>> Begin Records shown

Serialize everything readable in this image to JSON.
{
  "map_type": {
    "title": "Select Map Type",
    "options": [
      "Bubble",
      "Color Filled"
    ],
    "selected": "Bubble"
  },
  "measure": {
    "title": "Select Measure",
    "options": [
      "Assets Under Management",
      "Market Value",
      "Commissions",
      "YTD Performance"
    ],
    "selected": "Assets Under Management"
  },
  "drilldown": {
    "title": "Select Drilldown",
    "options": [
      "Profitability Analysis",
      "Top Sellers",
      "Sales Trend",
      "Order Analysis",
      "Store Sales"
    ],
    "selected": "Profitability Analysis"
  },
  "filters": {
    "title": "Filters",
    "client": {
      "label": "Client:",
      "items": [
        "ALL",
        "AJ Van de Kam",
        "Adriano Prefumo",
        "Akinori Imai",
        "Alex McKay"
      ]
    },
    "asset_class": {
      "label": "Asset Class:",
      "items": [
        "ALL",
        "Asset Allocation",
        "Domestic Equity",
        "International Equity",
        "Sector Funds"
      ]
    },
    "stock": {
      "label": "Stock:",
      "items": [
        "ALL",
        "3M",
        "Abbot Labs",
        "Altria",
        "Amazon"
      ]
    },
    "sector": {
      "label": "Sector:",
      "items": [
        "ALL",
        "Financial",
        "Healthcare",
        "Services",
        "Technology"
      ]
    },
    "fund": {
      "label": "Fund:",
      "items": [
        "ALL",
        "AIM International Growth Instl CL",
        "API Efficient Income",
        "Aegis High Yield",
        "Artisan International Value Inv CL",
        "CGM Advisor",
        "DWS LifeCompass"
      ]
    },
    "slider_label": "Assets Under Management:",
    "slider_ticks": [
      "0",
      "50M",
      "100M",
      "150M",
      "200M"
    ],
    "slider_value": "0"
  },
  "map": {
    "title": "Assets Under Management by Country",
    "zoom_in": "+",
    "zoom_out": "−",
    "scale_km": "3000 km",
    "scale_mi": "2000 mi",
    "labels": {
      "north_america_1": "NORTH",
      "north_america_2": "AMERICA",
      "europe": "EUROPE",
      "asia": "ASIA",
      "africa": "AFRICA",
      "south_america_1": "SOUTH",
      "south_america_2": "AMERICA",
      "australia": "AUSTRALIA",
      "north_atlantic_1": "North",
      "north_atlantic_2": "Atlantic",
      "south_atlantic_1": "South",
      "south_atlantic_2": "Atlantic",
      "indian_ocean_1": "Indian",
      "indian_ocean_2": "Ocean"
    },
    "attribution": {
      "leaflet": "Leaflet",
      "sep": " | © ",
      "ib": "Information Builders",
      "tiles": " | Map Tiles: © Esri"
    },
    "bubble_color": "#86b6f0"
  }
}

>> End Records shown

## [What you will do]
Search the entries for the word "selected" and copy every line that has it.

## [Solution]
    "selected": "Bubble"
    "selected": "Assets Under Management"
    "selected": "Profitability Analysis"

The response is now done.